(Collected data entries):

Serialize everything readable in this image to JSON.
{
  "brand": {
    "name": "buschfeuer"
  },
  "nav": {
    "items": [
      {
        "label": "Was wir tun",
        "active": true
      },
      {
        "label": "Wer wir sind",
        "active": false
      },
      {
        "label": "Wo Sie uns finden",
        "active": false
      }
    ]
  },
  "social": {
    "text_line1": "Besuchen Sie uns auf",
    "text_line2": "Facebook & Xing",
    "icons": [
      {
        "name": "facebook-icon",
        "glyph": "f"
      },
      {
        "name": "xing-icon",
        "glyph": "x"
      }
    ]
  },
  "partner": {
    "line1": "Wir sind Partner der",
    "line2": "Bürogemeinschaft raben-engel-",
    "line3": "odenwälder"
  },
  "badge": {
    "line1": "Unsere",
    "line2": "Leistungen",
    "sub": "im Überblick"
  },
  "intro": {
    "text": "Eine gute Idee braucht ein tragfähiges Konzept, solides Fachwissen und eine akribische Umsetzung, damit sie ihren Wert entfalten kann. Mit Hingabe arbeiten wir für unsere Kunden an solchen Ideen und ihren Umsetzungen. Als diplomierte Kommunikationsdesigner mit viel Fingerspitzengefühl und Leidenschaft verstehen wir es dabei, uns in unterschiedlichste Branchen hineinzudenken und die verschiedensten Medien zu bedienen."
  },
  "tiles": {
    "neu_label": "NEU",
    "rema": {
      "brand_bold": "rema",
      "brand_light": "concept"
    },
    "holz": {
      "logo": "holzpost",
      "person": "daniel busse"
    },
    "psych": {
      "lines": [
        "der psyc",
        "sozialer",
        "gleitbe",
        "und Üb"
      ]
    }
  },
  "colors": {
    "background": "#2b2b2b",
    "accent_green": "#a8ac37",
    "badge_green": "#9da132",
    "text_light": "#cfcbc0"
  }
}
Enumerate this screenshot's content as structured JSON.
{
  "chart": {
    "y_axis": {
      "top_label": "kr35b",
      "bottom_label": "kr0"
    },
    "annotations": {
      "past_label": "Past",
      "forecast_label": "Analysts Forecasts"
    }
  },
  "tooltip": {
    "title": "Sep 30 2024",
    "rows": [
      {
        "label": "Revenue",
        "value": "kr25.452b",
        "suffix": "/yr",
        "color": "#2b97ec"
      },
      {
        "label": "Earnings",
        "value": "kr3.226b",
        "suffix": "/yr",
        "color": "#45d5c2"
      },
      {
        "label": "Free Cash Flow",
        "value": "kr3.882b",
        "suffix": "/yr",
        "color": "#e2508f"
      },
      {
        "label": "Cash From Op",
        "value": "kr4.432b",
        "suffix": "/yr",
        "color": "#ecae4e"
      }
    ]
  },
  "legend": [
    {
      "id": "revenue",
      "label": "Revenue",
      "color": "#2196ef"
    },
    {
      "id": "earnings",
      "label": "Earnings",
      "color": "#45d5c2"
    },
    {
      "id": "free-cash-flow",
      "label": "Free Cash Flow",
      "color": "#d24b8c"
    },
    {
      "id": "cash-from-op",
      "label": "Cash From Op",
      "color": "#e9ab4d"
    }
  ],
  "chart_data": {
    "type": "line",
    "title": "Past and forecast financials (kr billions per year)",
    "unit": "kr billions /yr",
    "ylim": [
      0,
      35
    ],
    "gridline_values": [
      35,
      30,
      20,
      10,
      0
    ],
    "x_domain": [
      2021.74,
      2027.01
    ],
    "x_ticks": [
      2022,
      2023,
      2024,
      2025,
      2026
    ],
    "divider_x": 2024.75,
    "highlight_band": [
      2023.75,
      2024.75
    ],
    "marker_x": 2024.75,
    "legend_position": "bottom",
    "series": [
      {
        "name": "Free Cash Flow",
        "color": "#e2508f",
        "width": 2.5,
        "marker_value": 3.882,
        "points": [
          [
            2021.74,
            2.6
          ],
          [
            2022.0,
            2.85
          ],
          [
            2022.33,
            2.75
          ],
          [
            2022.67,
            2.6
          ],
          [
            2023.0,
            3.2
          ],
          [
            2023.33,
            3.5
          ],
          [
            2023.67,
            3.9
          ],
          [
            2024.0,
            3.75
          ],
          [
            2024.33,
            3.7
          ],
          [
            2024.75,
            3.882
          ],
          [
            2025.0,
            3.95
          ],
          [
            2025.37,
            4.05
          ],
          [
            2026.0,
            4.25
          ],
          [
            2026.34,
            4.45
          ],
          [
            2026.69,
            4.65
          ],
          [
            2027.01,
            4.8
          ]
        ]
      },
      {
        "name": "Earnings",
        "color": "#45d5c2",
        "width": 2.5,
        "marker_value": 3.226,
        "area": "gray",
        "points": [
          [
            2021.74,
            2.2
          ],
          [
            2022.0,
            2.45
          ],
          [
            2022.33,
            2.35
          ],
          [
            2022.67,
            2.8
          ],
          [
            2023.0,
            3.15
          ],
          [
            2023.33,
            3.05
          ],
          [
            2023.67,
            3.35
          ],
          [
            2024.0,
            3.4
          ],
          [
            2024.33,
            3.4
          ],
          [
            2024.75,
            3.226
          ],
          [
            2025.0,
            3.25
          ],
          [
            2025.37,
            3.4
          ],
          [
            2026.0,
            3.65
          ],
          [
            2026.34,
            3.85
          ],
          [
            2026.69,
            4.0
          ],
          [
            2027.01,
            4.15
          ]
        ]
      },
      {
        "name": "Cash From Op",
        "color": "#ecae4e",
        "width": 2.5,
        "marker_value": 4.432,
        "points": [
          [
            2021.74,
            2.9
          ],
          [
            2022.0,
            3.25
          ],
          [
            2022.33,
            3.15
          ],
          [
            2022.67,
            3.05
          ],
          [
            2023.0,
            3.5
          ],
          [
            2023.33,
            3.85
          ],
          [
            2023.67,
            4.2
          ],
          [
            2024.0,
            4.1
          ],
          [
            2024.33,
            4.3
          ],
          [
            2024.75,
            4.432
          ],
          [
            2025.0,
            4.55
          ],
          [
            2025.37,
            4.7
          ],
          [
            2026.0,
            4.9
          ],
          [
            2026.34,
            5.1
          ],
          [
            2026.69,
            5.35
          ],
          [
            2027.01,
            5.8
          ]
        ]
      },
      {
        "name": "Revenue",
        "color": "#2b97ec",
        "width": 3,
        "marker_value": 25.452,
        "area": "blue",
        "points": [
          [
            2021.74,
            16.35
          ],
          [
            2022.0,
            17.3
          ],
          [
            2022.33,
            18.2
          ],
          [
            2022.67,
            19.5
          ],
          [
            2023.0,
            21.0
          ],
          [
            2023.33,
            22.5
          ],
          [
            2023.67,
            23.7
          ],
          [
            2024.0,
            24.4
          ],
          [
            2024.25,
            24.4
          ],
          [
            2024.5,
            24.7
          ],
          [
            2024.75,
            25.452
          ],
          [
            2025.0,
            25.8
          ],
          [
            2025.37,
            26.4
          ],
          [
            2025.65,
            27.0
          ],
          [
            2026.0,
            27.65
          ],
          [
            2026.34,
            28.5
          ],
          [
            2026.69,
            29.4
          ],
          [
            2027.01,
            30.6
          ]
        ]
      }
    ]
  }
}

(WHAT TO WORK ON):
Only a number is wanted: how many lines contain "sind"?

(TASK RESULT):
2